> [Prompt] Restate the data exactly as given and keep the pictures out.

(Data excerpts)
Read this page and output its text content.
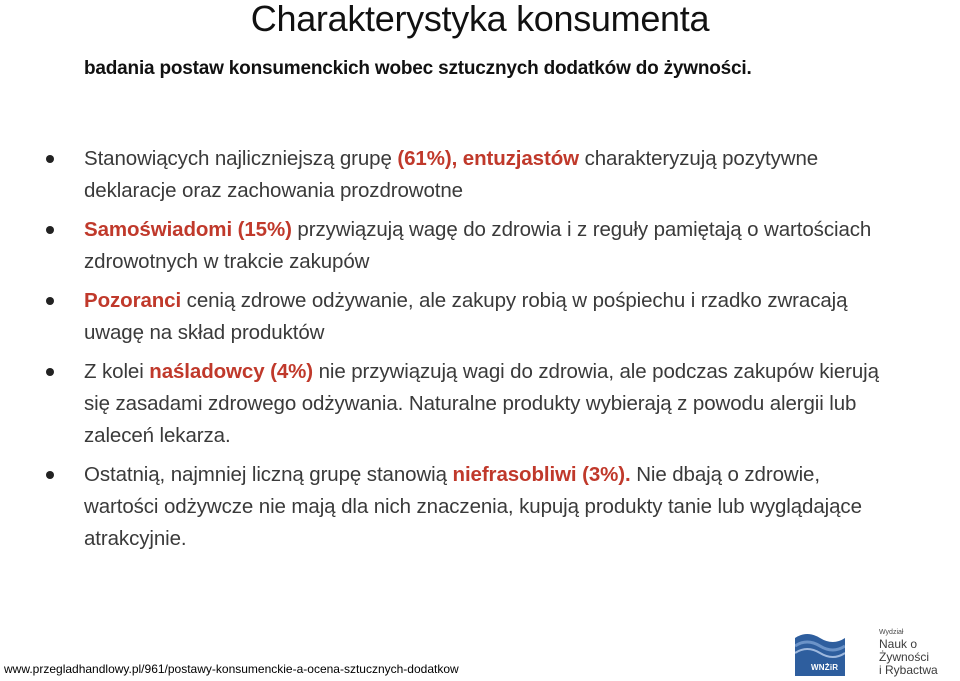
Charakterystyka konsumenta

badania postaw konsumenckich wobec sztucznych dodatków do żywności.

Stanowiących najliczniejszą grupę (61%), entuzjastów charakteryzują pozytywne deklaracje oraz zachowania prozdrowotne
Samoświadomi (15%) przywiązują wagę do zdrowia i z reguły pamiętają o wartościach zdrowotnych w trakcie zakupów
Pozoranci cenią zdrowe odżywanie, ale zakupy robią w pośpiechu i rzadko zwracają uwagę na skład produktów
Z kolei naśladowcy (4%) nie przywiązują wagi do zdrowia, ale podczas zakupów kierują się zasadami zdrowego odżywania. Naturalne produkty wybierają z powodu alergii lub zaleceń lekarza.
Ostatnią, najmniej liczną grupę stanowią niefrasobliwi (3%). Nie dbają o zdrowie, wartości odżywcze nie mają dla nich znaczenia, kupują produkty tanie lub wyglądające atrakcyjnie.

www.przegladhandlowy.pl/961/postawy-konsumenckie-a-ocena-sztucznych-dodatkow	WNŻiR
Wydział
Nauk o Żywności
i Rybactwa
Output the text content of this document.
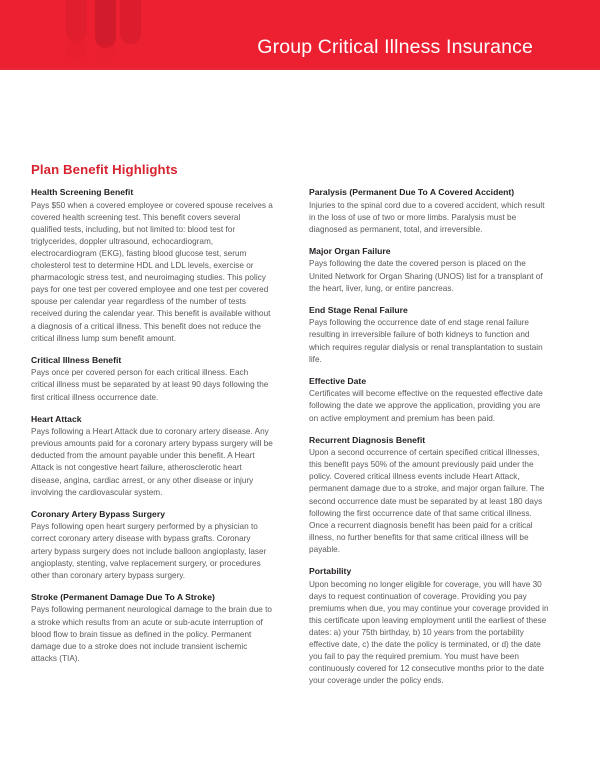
Group Critical Illness Insurance
Plan Benefit Highlights
Health Screening Benefit

Pays $50 when a covered employee or covered spouse receives a covered health screening test. This benefit covers several qualified tests, including, but not limited to: blood test for triglycerides, doppler ultrasound, echocardiogram, electrocardiogram (EKG), fasting blood glucose test, serum cholesterol test to determine HDL and LDL levels, exercise or pharmacologic stress test, and neuroimaging studies. This policy pays for one test per covered employee and one test per covered spouse per calendar year regardless of the number of tests received during the calendar year. This benefit is available without a diagnosis of a critical illness. This benefit does not reduce the critical illness lump sum benefit amount.

Critical Illness Benefit

Pays once per covered person for each critical illness. Each critical illness must be separated by at least 90 days following the first critical illness occurrence date.

Heart Attack

Pays following a Heart Attack due to coronary artery disease. Any previous amounts paid for a coronary artery bypass surgery will be deducted from the amount payable under this benefit. A Heart Attack is not congestive heart failure, atherosclerotic heart disease, angina, cardiac arrest, or any other disease or injury involving the cardiovascular system.

Coronary Artery Bypass Surgery

Pays following open heart surgery performed by a physician to correct coronary artery disease with bypass grafts. Coronary artery bypass surgery does not include balloon angioplasty, laser angioplasty, stenting, valve replacement surgery, or procedures other than coronary artery bypass surgery.

Stroke (Permanent Damage Due To A Stroke)

Pays following permanent neurological damage to the brain due to a stroke which results from an acute or sub-acute interruption of blood flow to brain tissue as defined in the policy. Permanent damage due to a stroke does not include transient ischemic attacks (TIA).

Paralysis (Permanent Due To A Covered Accident)

Injuries to the spinal cord due to a covered accident, which result in the loss of use of two or more limbs. Paralysis must be diagnosed as permanent, total, and irreversible.

Major Organ Failure

Pays following the date the covered person is placed on the United Network for Organ Sharing (UNOS) list for a transplant of the heart, liver, lung, or entire pancreas.

End Stage Renal Failure

Pays following the occurrence date of end stage renal failure resulting in irreversible failure of both kidneys to function and which requires regular dialysis or renal transplantation to sustain life.

Effective Date

Certificates will become effective on the requested effective date following the date we approve the application, providing you are on active employment and premium has been paid.

Recurrent Diagnosis Benefit

Upon a second occurrence of certain specified critical illnesses, this benefit pays 50% of the amount previously paid under the policy. Covered critical illness events include Heart Attack, permanent damage due to a stroke, and major organ failure. The second occurrence date must be separated by at least 180 days following the first occurrence date of that same critical illness. Once a recurrent diagnosis benefit has been paid for a critical illness, no further benefits for that same critical illness will be payable.

Portability

Upon becoming no longer eligible for coverage, you will have 30 days to request continuation of coverage. Providing you pay premiums when due, you may continue your coverage provided in this certificate upon leaving employment until the earliest of these dates: a) your 75th birthday, b) 10 years from the portability effective date, c) the date the policy is terminated, or d) the date you fail to pay the required premium. You must have been continuously covered for 12 consecutive months prior to the date your coverage under the policy ends.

> [Finished exercise]
Read this page and output its text content.
Charakterystyka konsumenta

badania postaw konsumenckich wobec sztucznych dodatków do żywności.

Stanowiących najliczniejszą grupę (61%), entuzjastów charakteryzują pozytywne deklaracje oraz zachowania prozdrowotne
Samoświadomi (15%) przywiązują wagę do zdrowia i z reguły pamiętają o wartościach zdrowotnych w trakcie zakupów
Pozoranci cenią zdrowe odżywanie, ale zakupy robią w pośpiechu i rzadko zwracają uwagę na skład produktów
Z kolei naśladowcy (4%) nie przywiązują wagi do zdrowia, ale podczas zakupów kierują się zasadami zdrowego odżywania. Naturalne produkty wybierają z powodu alergii lub zaleceń lekarza.
Ostatnią, najmniej liczną grupę stanowią niefrasobliwi (3%). Nie dbają o zdrowie, wartości odżywcze nie mają dla nich znaczenia, kupują produkty tanie lub wyglądające atrakcyjnie.

www.przegladhandlowy.pl/961/postawy-konsumenckie-a-ocena-sztucznych-dodatkow	WNŻiR
Wydział
Nauk o Żywności
i Rybactwa
Output the text content of this document.
Group Critical Illness Insurance
Plan Benefit Highlights
Health Screening Benefit

Pays $50 when a covered employee or covered spouse receives a covered health screening test. This benefit covers several qualified tests, including, but not limited to: blood test for triglycerides, doppler ultrasound, echocardiogram, electrocardiogram (EKG), fasting blood glucose test, serum cholesterol test to determine HDL and LDL levels, exercise or pharmacologic stress test, and neuroimaging studies. This policy pays for one test per covered employee and one test per covered spouse per calendar year regardless of the number of tests received during the calendar year. This benefit is available without a diagnosis of a critical illness. This benefit does not reduce the critical illness lump sum benefit amount.

Critical Illness Benefit

Pays once per covered person for each critical illness. Each critical illness must be separated by at least 90 days following the first critical illness occurrence date.

Heart Attack

Pays following a Heart Attack due to coronary artery disease. Any previous amounts paid for a coronary artery bypass surgery will be deducted from the amount payable under this benefit. A Heart Attack is not congestive heart failure, atherosclerotic heart disease, angina, cardiac arrest, or any other disease or injury involving the cardiovascular system.

Coronary Artery Bypass Surgery

Pays following open heart surgery performed by a physician to correct coronary artery disease with bypass grafts. Coronary artery bypass surgery does not include balloon angioplasty, laser angioplasty, stenting, valve replacement surgery, or procedures other than coronary artery bypass surgery.

Stroke (Permanent Damage Due To A Stroke)

Pays following permanent neurological damage to the brain due to a stroke which results from an acute or sub-acute interruption of blood flow to brain tissue as defined in the policy. Permanent damage due to a stroke does not include transient ischemic attacks (TIA).

Paralysis (Permanent Due To A Covered Accident)

Injuries to the spinal cord due to a covered accident, which result in the loss of use of two or more limbs. Paralysis must be diagnosed as permanent, total, and irreversible.

Major Organ Failure

Pays following the date the covered person is placed on the United Network for Organ Sharing (UNOS) list for a transplant of the heart, liver, lung, or entire pancreas.

End Stage Renal Failure

Pays following the occurrence date of end stage renal failure resulting in irreversible failure of both kidneys to function and which requires regular dialysis or renal transplantation to sustain life.

Effective Date

Certificates will become effective on the requested effective date following the date we approve the application, providing you are on active employment and premium has been paid.

Recurrent Diagnosis Benefit

Upon a second occurrence of certain specified critical illnesses, this benefit pays 50% of the amount previously paid under the policy. Covered critical illness events include Heart Attack, permanent damage due to a stroke, and major organ failure. The second occurrence date must be separated by at least 180 days following the first occurrence date of that same critical illness. Once a recurrent diagnosis benefit has been paid for a critical illness, no further benefits for that same critical illness will be payable.

Portability

Upon becoming no longer eligible for coverage, you will have 30 days to request continuation of coverage. Providing you pay premiums when due, you may continue your coverage provided in this certificate upon leaving employment until the earliest of these dates: a) your 75th birthday, b) 10 years from the portability effective date, c) the date the policy is terminated, or d) the date you fail to pay the required premium. You must have been continuously covered for 12 consecutive months prior to the date your coverage under the policy ends.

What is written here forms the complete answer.